# INPUT FOR THIS TASK start

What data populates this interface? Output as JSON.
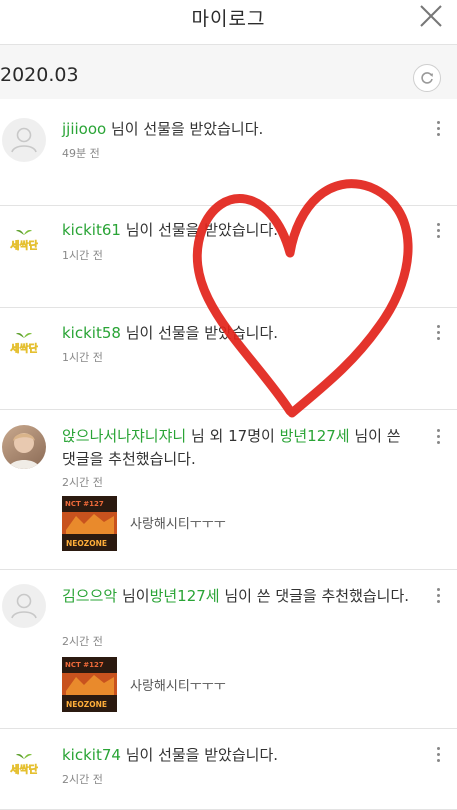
{
  "header": {
    "title": "마이로그"
  },
  "date_bar": {
    "date": "2020.03"
  },
  "items": [
    {
      "user": "jjiiooo",
      "message": " 님이 선물을 받았습니다.",
      "time": "49분 전"
    },
    {
      "user": "kickit61",
      "message": " 님이 선물을 받았습니다.",
      "time": "1시간 전",
      "logo_text": "세싹단"
    },
    {
      "user": "kickit58",
      "message": " 님이 선물을 받았습니다.",
      "time": "1시간 전",
      "logo_text": "세싹단"
    },
    {
      "user": "앉으나서나쟈니쟈니",
      "mid": " 님 외 17명이 ",
      "target": "방년127세",
      "message": " 님이 쓴 댓글을 추천했습니다.",
      "time": "2시간 전",
      "comment": "사랑해시티ㅜㅜㅜ",
      "thumb_top": "NCT #127",
      "thumb_bottom": "NEOZONE"
    },
    {
      "user": "김으으악",
      "mid": " 님이",
      "target": "방년127세",
      "message": " 님이 쓴 댓글을 추천했습니다.",
      "time": "2시간 전",
      "comment": "사랑해시티ㅜㅜㅜ",
      "thumb_top": "NCT #127",
      "thumb_bottom": "NEOZONE"
    },
    {
      "user": "kickit74",
      "message": " 님이 선물을 받았습니다.",
      "time": "2시간 전",
      "logo_text": "세싹단"
    }
  ]
}
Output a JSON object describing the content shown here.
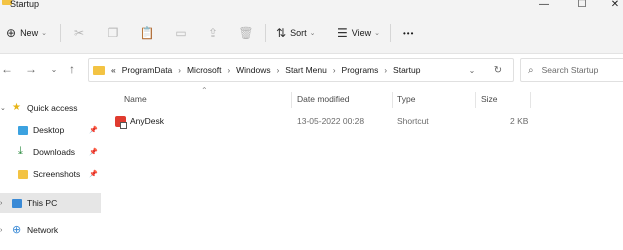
{
  "window": {
    "title": "Startup",
    "minimize_glyph": "—",
    "maximize_glyph": "☐",
    "close_glyph": "✕"
  },
  "commandbar": {
    "new_label": "New",
    "sort_label": "Sort",
    "view_label": "View",
    "more_glyph": "•••",
    "icons": [
      "cut-icon",
      "copy-icon",
      "paste-icon",
      "rename-icon",
      "share-icon",
      "delete-icon"
    ]
  },
  "address": {
    "overflow": "«",
    "crumbs": [
      "ProgramData",
      "Microsoft",
      "Windows",
      "Start Menu",
      "Programs",
      "Startup"
    ],
    "separator": "›"
  },
  "search": {
    "placeholder": "Search Startup"
  },
  "nav": {
    "items": [
      {
        "label": "Quick access",
        "icon": "star-icon"
      },
      {
        "label": "Desktop",
        "icon": "desktop-icon"
      },
      {
        "label": "Downloads",
        "icon": "download-icon"
      },
      {
        "label": "Screenshots",
        "icon": "folder-icon"
      },
      {
        "label": "This PC",
        "icon": "computer-icon"
      },
      {
        "label": "Network",
        "icon": "network-icon"
      }
    ]
  },
  "columns": {
    "name": "Name",
    "date": "Date modified",
    "type": "Type",
    "size": "Size"
  },
  "files": [
    {
      "name": "AnyDesk",
      "date": "13-05-2022 00:28",
      "type": "Shortcut",
      "size": "2 KB",
      "icon": "anydesk-icon"
    }
  ],
  "colors": {
    "folder": "#f3c343",
    "selected_nav": "#e6e6e6",
    "accent": "#0a64c8"
  }
}
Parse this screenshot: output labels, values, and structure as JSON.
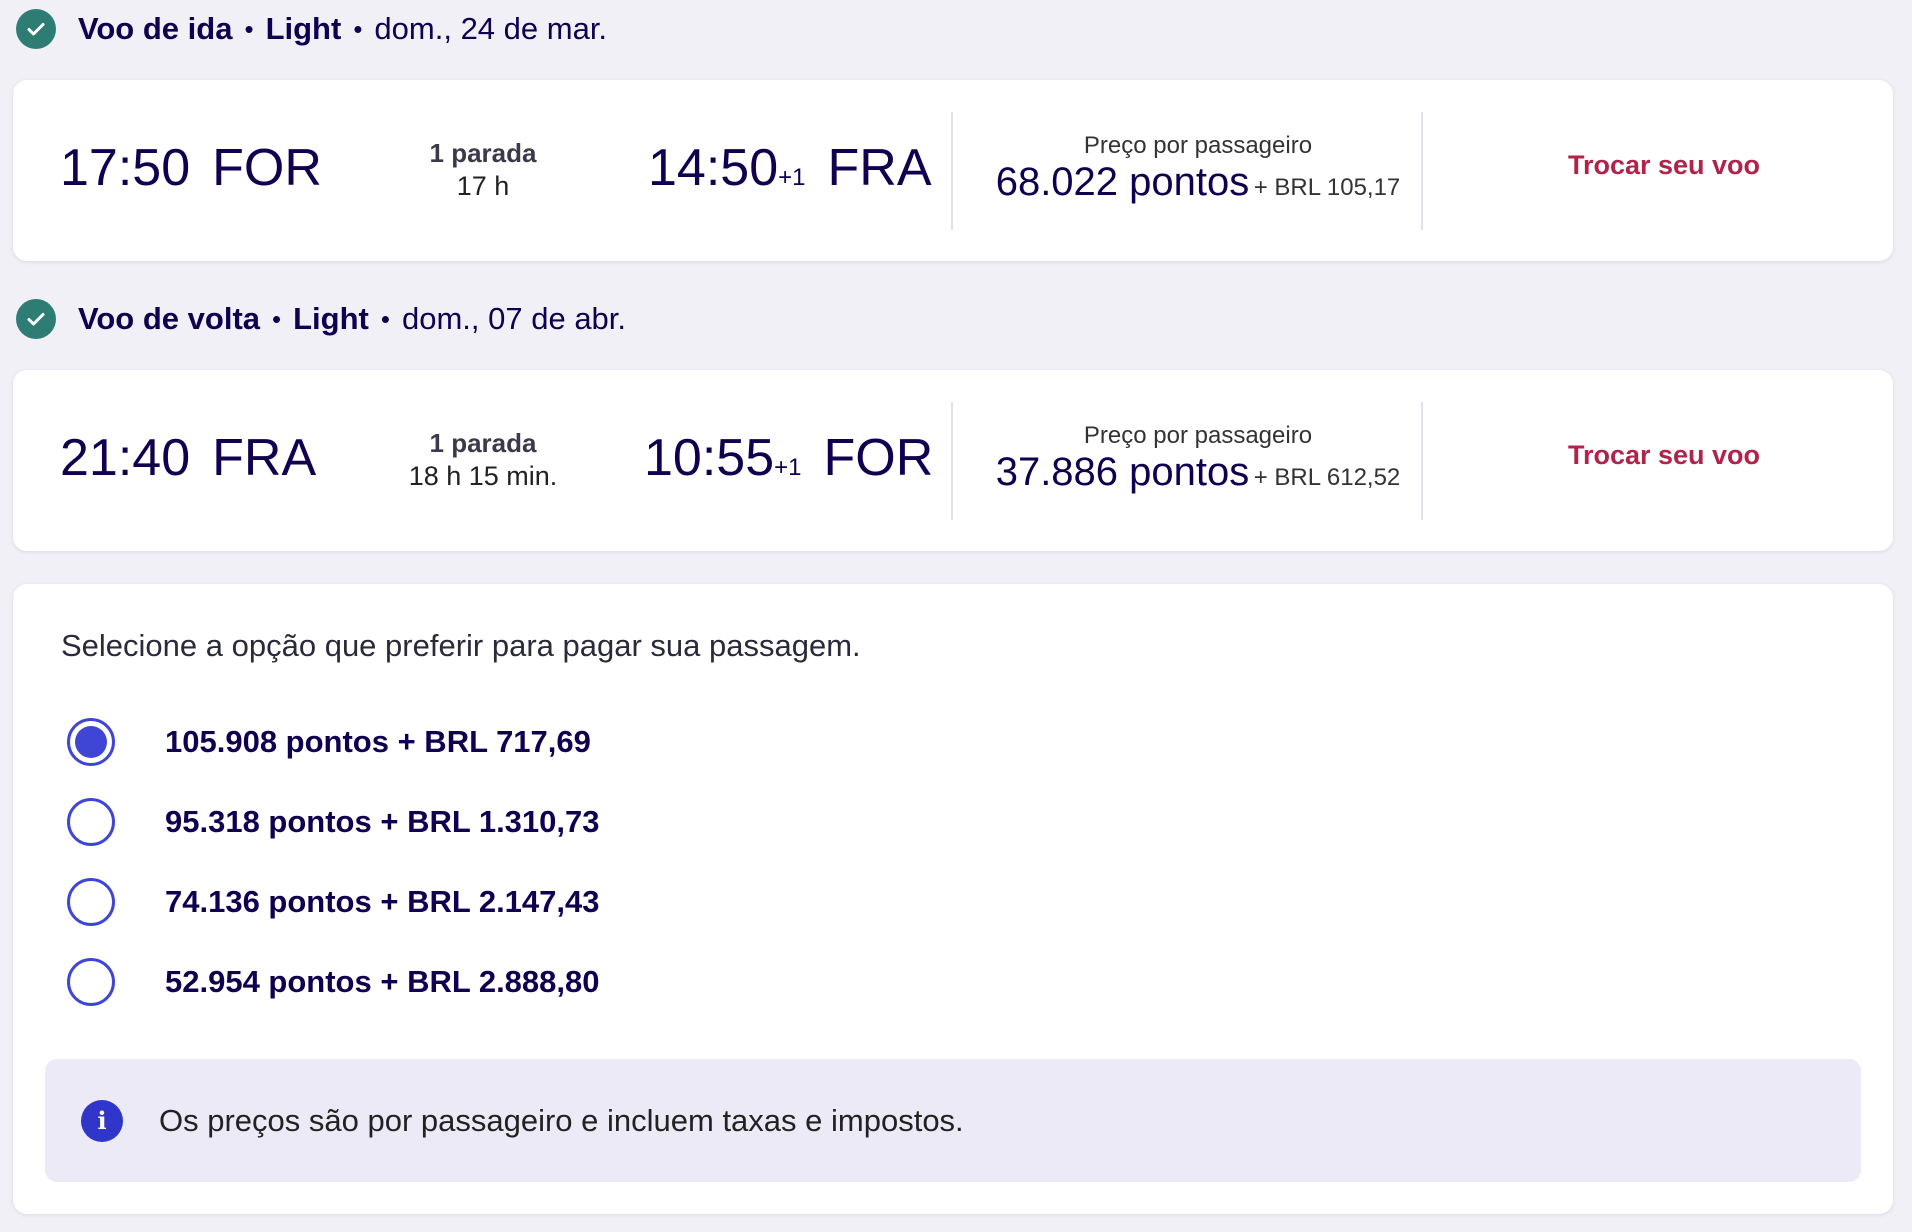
{
  "outbound": {
    "title": "Voo de ida",
    "fare": "Light",
    "date": "dom., 24 de mar.",
    "dep_time": "17:50",
    "dep_code": "FOR",
    "stops": "1 parada",
    "duration": "17 h",
    "arr_time": "14:50",
    "arr_plus": "+1",
    "arr_code": "FRA",
    "price_label": "Preço por passageiro",
    "points": "68.022 pontos",
    "brl": "+ BRL 105,17",
    "change_label": "Trocar seu voo"
  },
  "inbound": {
    "title": "Voo de volta",
    "fare": "Light",
    "date": "dom., 07 de abr.",
    "dep_time": "21:40",
    "dep_code": "FRA",
    "stops": "1 parada",
    "duration": "18 h 15 min.",
    "arr_time": "10:55",
    "arr_plus": "+1",
    "arr_code": "FOR",
    "price_label": "Preço por passageiro",
    "points": "37.886 pontos",
    "brl": "+ BRL 612,52",
    "change_label": "Trocar seu voo"
  },
  "payment": {
    "prompt": "Selecione a opção que preferir para pagar sua passagem.",
    "options": [
      {
        "label": "105.908 pontos + BRL 717,69",
        "selected": true
      },
      {
        "label": "95.318 pontos + BRL 1.310,73",
        "selected": false
      },
      {
        "label": "74.136 pontos + BRL 2.147,43",
        "selected": false
      },
      {
        "label": "52.954 pontos + BRL 2.888,80",
        "selected": false
      }
    ],
    "info": "Os preços são por passageiro e incluem taxas e impostos."
  },
  "colors": {
    "primary": "#10004f",
    "accent": "#3f46d6",
    "check": "#2e7d74",
    "link": "#b0234a"
  }
}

# INPUT FOR THIS TASK end

_REQUEST_
Without including any pictures, print all of the material exactly as given.

_SOLUTION_
What data populates this interface? Output as JSON.
{
  "header": {
    "title": "마이로그"
  },
  "date_bar": {
    "date": "2020.03"
  },
  "items": [
    {
      "user": "jjiiooo",
      "message": " 님이 선물을 받았습니다.",
      "time": "49분 전"
    },
    {
      "user": "kickit61",
      "message": " 님이 선물을 받았습니다.",
      "time": "1시간 전",
      "logo_text": "세싹단"
    },
    {
      "user": "kickit58",
      "message": " 님이 선물을 받았습니다.",
      "time": "1시간 전",
      "logo_text": "세싹단"
    },
    {
      "user": "앉으나서나쟈니쟈니",
      "mid": " 님 외 17명이 ",
      "target": "방년127세",
      "message": " 님이 쓴 댓글을 추천했습니다.",
      "time": "2시간 전",
      "comment": "사랑해시티ㅜㅜㅜ",
      "thumb_top": "NCT #127",
      "thumb_bottom": "NEOZONE"
    },
    {
      "user": "김으으악",
      "mid": " 님이",
      "target": "방년127세",
      "message": " 님이 쓴 댓글을 추천했습니다.",
      "time": "2시간 전",
      "comment": "사랑해시티ㅜㅜㅜ",
      "thumb_top": "NCT #127",
      "thumb_bottom": "NEOZONE"
    },
    {
      "user": "kickit74",
      "message": " 님이 선물을 받았습니다.",
      "time": "2시간 전",
      "logo_text": "세싹단"
    }
  ]
}
Output a JSON object describing the content shown here.
{
  "window": {
    "title": "Startup",
    "minimize_glyph": "—",
    "maximize_glyph": "☐",
    "close_glyph": "✕"
  },
  "commandbar": {
    "new_label": "New",
    "sort_label": "Sort",
    "view_label": "View",
    "more_glyph": "•••",
    "icons": [
      "cut-icon",
      "copy-icon",
      "paste-icon",
      "rename-icon",
      "share-icon",
      "delete-icon"
    ]
  },
  "address": {
    "overflow": "«",
    "crumbs": [
      "ProgramData",
      "Microsoft",
      "Windows",
      "Start Menu",
      "Programs",
      "Startup"
    ],
    "separator": "›"
  },
  "search": {
    "placeholder": "Search Startup"
  },
  "nav": {
    "items": [
      {
        "label": "Quick access",
        "icon": "star-icon"
      },
      {
        "label": "Desktop",
        "icon": "desktop-icon"
      },
      {
        "label": "Downloads",
        "icon": "download-icon"
      },
      {
        "label": "Screenshots",
        "icon": "folder-icon"
      },
      {
        "label": "This PC",
        "icon": "computer-icon"
      },
      {
        "label": "Network",
        "icon": "network-icon"
      }
    ]
  },
  "columns": {
    "name": "Name",
    "date": "Date modified",
    "type": "Type",
    "size": "Size"
  },
  "files": [
    {
      "name": "AnyDesk",
      "date": "13-05-2022 00:28",
      "type": "Shortcut",
      "size": "2 KB",
      "icon": "anydesk-icon"
    }
  ],
  "colors": {
    "folder": "#f3c343",
    "selected_nav": "#e6e6e6",
    "accent": "#0a64c8"
  }
}
Parse this screenshot: output labels, values, and structure as JSON.
{
  "outbound": {
    "title": "Voo de ida",
    "fare": "Light",
    "date": "dom., 24 de mar.",
    "dep_time": "17:50",
    "dep_code": "FOR",
    "stops": "1 parada",
    "duration": "17 h",
    "arr_time": "14:50",
    "arr_plus": "+1",
    "arr_code": "FRA",
    "price_label": "Preço por passageiro",
    "points": "68.022 pontos",
    "brl": "+ BRL 105,17",
    "change_label": "Trocar seu voo"
  },
  "inbound": {
    "title": "Voo de volta",
    "fare": "Light",
    "date": "dom., 07 de abr.",
    "dep_time": "21:40",
    "dep_code": "FRA",
    "stops": "1 parada",
    "duration": "18 h 15 min.",
    "arr_time": "10:55",
    "arr_plus": "+1",
    "arr_code": "FOR",
    "price_label": "Preço por passageiro",
    "points": "37.886 pontos",
    "brl": "+ BRL 612,52",
    "change_label": "Trocar seu voo"
  },
  "payment": {
    "prompt": "Selecione a opção que preferir para pagar sua passagem.",
    "options": [
      {
        "label": "105.908 pontos + BRL 717,69",
        "selected": true
      },
      {
        "label": "95.318 pontos + BRL 1.310,73",
        "selected": false
      },
      {
        "label": "74.136 pontos + BRL 2.147,43",
        "selected": false
      },
      {
        "label": "52.954 pontos + BRL 2.888,80",
        "selected": false
      }
    ],
    "info": "Os preços são por passageiro e incluem taxas e impostos."
  },
  "colors": {
    "primary": "#10004f",
    "accent": "#3f46d6",
    "check": "#2e7d74",
    "link": "#b0234a"
  }
}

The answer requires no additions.